Record set

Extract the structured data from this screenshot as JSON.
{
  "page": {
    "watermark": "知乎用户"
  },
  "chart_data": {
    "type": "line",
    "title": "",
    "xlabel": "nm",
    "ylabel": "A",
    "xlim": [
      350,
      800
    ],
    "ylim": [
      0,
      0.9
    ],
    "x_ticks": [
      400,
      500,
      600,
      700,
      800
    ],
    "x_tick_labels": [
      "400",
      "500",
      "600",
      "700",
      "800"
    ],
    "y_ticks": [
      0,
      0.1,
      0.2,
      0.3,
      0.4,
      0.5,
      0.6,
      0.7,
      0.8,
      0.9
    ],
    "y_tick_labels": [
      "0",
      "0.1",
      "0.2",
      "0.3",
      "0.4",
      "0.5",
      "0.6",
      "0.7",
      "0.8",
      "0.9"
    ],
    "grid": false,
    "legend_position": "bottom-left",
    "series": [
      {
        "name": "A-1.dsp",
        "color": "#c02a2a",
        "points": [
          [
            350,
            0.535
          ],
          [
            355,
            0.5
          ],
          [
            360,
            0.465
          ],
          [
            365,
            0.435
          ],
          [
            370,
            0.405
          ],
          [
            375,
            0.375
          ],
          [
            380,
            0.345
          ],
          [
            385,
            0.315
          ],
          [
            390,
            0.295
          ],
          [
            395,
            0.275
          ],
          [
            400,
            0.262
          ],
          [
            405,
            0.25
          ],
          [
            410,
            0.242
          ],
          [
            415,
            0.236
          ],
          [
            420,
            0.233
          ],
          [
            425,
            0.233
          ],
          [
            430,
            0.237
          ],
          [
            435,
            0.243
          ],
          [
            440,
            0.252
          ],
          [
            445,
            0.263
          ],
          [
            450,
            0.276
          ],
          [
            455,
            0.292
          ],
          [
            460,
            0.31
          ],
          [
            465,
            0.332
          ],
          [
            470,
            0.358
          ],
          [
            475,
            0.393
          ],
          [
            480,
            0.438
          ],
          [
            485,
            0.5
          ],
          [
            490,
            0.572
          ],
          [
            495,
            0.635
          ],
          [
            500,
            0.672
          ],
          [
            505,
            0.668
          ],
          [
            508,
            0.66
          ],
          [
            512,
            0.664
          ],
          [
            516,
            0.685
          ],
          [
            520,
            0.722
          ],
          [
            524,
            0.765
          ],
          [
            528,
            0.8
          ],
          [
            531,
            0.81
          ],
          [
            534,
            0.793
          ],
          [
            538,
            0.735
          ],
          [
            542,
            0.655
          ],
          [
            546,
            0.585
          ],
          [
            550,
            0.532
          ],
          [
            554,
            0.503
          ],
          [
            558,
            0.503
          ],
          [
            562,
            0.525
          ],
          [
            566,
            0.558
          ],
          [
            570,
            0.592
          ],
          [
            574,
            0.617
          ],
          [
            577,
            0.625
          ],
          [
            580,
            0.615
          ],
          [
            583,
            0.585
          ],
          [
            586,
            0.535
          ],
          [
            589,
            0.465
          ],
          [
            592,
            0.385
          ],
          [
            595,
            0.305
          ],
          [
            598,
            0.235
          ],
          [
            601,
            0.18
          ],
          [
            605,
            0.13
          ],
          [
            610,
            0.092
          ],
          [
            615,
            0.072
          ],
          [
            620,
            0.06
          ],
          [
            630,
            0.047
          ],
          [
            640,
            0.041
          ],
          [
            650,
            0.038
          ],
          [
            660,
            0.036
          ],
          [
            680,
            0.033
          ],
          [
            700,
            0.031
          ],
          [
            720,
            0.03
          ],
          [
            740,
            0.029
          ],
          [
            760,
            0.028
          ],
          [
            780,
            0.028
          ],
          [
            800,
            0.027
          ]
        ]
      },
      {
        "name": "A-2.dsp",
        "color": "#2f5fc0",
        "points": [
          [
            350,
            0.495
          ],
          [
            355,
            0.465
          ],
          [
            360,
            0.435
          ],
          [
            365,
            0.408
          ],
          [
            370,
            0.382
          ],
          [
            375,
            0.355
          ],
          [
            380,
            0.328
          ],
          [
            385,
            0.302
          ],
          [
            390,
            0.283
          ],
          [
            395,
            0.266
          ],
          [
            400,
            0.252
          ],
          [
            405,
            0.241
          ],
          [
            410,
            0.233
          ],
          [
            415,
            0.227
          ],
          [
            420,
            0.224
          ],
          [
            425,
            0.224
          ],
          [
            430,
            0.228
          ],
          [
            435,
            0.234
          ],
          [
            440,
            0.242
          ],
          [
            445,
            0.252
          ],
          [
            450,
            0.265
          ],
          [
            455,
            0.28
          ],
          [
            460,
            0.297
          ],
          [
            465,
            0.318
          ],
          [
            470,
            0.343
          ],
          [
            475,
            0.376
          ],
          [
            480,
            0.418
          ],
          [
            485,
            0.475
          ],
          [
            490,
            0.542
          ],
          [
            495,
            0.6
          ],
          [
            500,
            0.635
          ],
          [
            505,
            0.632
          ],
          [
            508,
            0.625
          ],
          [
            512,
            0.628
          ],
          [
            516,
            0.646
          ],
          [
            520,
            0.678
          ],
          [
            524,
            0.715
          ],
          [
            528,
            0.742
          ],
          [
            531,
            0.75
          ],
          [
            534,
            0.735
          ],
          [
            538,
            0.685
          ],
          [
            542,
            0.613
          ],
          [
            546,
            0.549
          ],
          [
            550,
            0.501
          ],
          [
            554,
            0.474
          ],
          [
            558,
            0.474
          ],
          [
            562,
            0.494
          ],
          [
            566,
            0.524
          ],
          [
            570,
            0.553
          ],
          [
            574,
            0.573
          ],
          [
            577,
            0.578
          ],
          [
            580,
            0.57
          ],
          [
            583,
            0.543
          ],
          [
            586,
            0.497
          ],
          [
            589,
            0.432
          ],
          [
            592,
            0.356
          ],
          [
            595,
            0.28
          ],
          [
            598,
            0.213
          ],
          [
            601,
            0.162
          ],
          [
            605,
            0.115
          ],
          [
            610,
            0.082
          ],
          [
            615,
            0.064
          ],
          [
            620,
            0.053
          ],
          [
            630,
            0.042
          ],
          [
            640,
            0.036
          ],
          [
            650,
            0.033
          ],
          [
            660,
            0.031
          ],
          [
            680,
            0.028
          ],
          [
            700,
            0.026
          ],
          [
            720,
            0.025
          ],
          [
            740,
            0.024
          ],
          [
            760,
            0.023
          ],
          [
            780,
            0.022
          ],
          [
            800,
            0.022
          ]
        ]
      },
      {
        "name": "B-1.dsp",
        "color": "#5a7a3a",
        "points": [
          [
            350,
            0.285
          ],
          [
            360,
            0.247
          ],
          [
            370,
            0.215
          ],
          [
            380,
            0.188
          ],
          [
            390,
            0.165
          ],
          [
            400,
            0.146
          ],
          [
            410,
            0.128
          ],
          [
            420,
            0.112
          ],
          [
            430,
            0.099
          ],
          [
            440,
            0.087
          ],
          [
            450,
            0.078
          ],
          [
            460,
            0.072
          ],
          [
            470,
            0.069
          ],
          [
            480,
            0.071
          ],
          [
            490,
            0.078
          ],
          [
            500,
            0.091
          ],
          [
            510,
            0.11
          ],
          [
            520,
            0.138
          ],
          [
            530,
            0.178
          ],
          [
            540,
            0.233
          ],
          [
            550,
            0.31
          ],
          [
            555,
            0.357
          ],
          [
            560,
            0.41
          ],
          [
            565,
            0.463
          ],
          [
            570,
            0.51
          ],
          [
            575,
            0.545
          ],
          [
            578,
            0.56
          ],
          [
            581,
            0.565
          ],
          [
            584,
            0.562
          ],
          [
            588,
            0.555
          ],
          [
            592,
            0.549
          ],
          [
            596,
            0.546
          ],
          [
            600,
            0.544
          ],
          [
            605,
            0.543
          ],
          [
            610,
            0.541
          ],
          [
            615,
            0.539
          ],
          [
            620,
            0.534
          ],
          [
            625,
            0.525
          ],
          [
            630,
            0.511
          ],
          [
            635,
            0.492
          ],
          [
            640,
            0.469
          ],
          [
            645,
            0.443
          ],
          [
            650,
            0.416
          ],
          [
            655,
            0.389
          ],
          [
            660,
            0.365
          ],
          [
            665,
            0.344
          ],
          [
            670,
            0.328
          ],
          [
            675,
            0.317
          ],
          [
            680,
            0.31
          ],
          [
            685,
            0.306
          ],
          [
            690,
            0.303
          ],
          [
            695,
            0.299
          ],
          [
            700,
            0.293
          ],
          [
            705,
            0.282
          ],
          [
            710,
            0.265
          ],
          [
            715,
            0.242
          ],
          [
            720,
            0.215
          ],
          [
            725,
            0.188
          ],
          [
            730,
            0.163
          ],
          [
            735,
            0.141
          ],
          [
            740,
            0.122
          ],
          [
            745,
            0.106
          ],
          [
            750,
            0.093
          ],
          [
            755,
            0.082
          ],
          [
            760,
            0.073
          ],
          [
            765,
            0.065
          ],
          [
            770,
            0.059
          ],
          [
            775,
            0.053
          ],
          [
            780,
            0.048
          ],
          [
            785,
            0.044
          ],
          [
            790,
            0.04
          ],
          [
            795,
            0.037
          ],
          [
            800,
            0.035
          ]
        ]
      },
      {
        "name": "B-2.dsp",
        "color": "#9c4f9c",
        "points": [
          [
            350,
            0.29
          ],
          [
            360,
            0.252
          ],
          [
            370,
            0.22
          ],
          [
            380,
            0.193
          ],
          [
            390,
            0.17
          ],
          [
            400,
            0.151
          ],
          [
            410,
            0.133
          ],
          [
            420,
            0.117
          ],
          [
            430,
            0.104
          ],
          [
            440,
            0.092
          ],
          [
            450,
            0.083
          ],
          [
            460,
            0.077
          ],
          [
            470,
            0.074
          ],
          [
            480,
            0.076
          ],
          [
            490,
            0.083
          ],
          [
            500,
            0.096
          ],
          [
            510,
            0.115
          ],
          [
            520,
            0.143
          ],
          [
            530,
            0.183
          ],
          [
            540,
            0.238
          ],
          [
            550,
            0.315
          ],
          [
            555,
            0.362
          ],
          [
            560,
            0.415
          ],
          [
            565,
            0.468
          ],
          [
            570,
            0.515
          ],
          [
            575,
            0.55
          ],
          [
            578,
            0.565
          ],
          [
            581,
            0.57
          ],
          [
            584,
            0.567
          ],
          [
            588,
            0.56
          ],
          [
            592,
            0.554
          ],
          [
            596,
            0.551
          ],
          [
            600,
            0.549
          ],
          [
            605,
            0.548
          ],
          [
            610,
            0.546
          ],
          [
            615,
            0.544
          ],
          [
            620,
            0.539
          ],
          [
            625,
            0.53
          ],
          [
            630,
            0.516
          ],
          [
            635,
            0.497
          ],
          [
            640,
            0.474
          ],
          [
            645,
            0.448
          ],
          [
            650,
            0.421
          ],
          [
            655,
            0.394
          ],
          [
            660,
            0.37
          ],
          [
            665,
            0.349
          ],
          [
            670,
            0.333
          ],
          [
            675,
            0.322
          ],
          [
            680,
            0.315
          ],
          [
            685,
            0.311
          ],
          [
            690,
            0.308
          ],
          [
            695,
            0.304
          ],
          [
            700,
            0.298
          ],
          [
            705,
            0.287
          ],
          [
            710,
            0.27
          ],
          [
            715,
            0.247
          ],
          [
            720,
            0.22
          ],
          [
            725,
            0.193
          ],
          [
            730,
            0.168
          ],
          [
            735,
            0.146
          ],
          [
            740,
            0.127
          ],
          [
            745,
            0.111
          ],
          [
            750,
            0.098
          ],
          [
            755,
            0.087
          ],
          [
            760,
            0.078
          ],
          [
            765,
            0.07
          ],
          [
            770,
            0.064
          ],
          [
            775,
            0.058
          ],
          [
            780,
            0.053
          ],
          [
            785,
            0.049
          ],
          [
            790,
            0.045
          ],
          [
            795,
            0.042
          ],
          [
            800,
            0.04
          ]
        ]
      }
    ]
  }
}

Directions
Identify all lines in the records above with the word "name".

In response
        "name": "A-1.dsp",
        "name": "A-2.dsp",
        "name": "B-1.dsp",
        "name": "B-2.dsp",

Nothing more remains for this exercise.